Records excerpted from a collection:
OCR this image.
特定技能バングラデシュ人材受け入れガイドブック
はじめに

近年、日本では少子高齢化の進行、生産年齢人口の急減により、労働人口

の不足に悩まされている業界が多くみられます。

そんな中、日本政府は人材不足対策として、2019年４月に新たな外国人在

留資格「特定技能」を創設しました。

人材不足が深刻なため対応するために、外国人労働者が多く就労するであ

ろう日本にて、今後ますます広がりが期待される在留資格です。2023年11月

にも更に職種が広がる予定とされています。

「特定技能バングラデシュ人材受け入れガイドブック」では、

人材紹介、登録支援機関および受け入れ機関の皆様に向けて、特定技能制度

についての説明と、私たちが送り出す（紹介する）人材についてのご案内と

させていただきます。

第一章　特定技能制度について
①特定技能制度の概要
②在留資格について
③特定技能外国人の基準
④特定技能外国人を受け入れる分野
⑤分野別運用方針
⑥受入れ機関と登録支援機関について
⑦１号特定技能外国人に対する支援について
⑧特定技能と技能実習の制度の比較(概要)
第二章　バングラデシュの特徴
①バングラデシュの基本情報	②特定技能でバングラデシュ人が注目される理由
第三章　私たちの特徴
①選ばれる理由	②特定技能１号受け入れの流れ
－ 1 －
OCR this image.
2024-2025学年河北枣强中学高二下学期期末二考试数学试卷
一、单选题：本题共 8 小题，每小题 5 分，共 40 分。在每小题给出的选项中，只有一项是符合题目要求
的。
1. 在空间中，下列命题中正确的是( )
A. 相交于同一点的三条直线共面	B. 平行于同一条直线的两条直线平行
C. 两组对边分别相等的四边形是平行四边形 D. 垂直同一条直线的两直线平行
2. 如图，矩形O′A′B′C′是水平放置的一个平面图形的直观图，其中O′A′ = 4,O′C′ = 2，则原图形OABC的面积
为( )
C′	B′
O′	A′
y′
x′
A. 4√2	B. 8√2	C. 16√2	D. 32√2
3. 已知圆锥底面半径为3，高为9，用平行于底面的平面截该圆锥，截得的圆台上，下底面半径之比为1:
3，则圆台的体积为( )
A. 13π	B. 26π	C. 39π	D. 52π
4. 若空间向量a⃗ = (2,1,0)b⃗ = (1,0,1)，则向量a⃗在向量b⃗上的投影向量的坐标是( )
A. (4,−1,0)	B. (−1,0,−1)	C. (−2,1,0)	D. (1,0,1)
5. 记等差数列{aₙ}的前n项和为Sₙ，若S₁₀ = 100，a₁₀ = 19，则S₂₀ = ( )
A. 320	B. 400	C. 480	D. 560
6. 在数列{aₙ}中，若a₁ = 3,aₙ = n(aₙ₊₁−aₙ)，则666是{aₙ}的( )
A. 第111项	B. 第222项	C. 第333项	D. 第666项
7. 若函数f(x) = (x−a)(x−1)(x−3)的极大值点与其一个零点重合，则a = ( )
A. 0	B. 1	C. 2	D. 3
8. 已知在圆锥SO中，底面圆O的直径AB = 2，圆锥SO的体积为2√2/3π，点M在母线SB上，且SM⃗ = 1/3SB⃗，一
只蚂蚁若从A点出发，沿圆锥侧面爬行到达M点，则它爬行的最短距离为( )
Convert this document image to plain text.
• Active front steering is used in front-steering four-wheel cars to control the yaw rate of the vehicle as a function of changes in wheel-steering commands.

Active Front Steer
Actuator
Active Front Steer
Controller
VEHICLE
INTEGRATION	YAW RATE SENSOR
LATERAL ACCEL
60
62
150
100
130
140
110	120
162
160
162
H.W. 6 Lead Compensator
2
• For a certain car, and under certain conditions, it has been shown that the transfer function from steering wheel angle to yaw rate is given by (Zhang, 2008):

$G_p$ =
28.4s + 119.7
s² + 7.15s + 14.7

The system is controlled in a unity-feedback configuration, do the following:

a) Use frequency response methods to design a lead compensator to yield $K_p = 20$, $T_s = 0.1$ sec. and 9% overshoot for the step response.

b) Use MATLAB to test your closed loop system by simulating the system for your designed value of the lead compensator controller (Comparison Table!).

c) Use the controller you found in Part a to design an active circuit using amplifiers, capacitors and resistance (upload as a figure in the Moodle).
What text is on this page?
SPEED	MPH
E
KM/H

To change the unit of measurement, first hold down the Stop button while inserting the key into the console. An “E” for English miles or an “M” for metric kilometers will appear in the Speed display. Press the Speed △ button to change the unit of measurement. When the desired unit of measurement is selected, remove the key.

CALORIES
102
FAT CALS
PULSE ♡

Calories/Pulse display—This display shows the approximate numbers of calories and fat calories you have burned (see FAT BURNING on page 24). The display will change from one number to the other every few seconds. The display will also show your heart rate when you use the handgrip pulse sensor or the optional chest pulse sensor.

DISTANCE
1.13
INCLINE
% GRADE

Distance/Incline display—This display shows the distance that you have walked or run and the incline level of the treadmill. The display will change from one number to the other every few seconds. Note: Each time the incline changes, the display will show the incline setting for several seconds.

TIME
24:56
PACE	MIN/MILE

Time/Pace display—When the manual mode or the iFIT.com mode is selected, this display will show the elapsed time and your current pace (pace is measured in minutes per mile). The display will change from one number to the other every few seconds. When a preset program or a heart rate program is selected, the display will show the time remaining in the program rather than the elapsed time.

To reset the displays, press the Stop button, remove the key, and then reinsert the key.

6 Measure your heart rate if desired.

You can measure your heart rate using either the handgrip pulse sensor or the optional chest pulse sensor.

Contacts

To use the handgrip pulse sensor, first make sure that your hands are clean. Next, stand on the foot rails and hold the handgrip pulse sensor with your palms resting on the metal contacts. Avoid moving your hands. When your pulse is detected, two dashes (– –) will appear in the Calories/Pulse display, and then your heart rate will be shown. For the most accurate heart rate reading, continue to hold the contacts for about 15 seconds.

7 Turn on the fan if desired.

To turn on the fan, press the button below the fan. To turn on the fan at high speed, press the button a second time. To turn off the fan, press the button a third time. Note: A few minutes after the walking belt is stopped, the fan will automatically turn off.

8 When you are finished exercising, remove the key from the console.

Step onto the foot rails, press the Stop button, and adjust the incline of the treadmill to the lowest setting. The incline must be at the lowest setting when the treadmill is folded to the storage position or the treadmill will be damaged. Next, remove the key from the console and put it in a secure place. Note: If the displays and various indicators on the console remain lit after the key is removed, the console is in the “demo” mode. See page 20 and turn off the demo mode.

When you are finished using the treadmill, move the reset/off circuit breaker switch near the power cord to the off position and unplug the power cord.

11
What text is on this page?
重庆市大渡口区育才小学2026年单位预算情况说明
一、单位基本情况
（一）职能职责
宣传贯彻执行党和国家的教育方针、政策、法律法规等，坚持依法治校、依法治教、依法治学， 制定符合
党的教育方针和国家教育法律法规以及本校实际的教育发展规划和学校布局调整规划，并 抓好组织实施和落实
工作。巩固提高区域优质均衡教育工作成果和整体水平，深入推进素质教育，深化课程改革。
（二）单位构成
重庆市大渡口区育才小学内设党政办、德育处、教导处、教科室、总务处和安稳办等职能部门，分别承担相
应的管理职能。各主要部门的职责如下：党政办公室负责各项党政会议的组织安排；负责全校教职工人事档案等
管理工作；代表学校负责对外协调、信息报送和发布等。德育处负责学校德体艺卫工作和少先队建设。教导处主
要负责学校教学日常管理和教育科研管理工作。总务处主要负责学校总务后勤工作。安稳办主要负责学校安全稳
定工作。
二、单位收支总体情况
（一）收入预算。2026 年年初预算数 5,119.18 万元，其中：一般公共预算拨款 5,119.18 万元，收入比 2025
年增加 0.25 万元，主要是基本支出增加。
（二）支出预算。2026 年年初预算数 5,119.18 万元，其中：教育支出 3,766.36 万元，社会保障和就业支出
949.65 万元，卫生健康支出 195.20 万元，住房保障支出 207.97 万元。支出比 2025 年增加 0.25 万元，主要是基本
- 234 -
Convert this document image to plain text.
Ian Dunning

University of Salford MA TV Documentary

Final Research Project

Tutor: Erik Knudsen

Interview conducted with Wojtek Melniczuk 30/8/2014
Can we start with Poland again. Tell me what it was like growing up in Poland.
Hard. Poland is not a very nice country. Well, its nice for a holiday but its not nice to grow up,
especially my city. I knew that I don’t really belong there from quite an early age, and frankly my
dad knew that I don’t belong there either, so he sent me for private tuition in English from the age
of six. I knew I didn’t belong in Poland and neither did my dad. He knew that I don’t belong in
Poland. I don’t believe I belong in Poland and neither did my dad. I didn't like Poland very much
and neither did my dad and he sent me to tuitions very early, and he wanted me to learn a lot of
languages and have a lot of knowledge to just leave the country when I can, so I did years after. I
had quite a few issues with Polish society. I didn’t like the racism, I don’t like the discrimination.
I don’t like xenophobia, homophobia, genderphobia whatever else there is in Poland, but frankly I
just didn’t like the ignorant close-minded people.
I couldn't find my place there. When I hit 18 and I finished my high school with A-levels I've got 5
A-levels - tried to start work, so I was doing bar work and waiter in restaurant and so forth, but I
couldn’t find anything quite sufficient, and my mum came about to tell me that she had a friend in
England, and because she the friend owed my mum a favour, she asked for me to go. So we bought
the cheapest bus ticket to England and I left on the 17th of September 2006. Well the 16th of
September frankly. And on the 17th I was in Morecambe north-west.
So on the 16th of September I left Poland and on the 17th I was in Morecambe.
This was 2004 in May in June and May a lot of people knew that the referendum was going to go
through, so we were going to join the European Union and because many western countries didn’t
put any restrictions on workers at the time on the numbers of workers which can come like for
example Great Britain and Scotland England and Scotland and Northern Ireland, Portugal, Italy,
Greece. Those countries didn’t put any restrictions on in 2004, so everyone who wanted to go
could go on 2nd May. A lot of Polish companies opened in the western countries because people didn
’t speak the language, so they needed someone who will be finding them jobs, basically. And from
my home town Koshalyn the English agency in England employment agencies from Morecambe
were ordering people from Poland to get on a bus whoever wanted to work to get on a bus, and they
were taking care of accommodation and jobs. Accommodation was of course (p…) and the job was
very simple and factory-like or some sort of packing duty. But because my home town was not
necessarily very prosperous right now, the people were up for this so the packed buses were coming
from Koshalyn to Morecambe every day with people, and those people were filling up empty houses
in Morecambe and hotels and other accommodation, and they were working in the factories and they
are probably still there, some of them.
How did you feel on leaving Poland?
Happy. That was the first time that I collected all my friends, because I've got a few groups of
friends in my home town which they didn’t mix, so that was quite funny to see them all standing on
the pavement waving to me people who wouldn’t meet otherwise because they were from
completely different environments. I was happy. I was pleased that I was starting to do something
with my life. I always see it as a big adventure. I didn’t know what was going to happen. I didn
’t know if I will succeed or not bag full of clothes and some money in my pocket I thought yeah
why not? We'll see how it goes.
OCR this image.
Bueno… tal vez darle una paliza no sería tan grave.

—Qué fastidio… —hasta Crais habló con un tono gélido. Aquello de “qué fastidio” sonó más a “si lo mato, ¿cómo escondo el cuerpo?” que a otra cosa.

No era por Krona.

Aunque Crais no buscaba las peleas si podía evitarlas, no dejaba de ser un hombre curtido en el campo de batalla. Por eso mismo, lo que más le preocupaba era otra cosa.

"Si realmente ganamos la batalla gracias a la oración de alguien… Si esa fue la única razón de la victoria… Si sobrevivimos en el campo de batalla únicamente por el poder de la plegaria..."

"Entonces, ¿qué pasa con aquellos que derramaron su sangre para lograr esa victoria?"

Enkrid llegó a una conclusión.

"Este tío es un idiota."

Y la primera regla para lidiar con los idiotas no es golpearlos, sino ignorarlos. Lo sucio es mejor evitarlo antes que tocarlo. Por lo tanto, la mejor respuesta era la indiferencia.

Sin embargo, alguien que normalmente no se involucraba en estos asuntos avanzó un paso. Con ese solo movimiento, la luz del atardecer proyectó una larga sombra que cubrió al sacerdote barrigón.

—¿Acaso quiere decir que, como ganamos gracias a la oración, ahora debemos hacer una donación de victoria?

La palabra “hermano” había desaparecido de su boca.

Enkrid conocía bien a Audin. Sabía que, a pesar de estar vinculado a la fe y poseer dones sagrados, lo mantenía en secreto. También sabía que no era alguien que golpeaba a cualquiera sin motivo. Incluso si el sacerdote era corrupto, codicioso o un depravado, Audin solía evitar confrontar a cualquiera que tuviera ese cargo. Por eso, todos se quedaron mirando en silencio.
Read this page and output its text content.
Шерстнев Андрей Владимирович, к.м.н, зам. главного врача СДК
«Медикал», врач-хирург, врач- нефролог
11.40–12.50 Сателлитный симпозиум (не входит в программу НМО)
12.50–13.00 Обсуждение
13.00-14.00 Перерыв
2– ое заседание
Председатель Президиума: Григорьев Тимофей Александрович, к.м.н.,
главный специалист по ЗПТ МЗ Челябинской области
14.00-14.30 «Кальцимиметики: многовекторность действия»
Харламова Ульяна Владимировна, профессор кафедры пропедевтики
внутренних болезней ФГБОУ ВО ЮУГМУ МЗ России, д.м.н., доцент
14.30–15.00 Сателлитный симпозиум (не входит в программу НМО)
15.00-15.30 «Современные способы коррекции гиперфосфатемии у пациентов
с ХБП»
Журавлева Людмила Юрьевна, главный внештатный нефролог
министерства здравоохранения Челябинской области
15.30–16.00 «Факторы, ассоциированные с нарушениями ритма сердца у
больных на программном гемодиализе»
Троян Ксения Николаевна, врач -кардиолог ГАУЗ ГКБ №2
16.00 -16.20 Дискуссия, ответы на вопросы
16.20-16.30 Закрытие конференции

→ GOAL: Copy each line of the listing that contains the string "симпозиум".

→ WRITTEN SOLUTION:
11.40–12.50 Сателлитный симпозиум (не входит в программу НМО)
14.30–15.00 Сателлитный симпозиум (не входит в программу НМО)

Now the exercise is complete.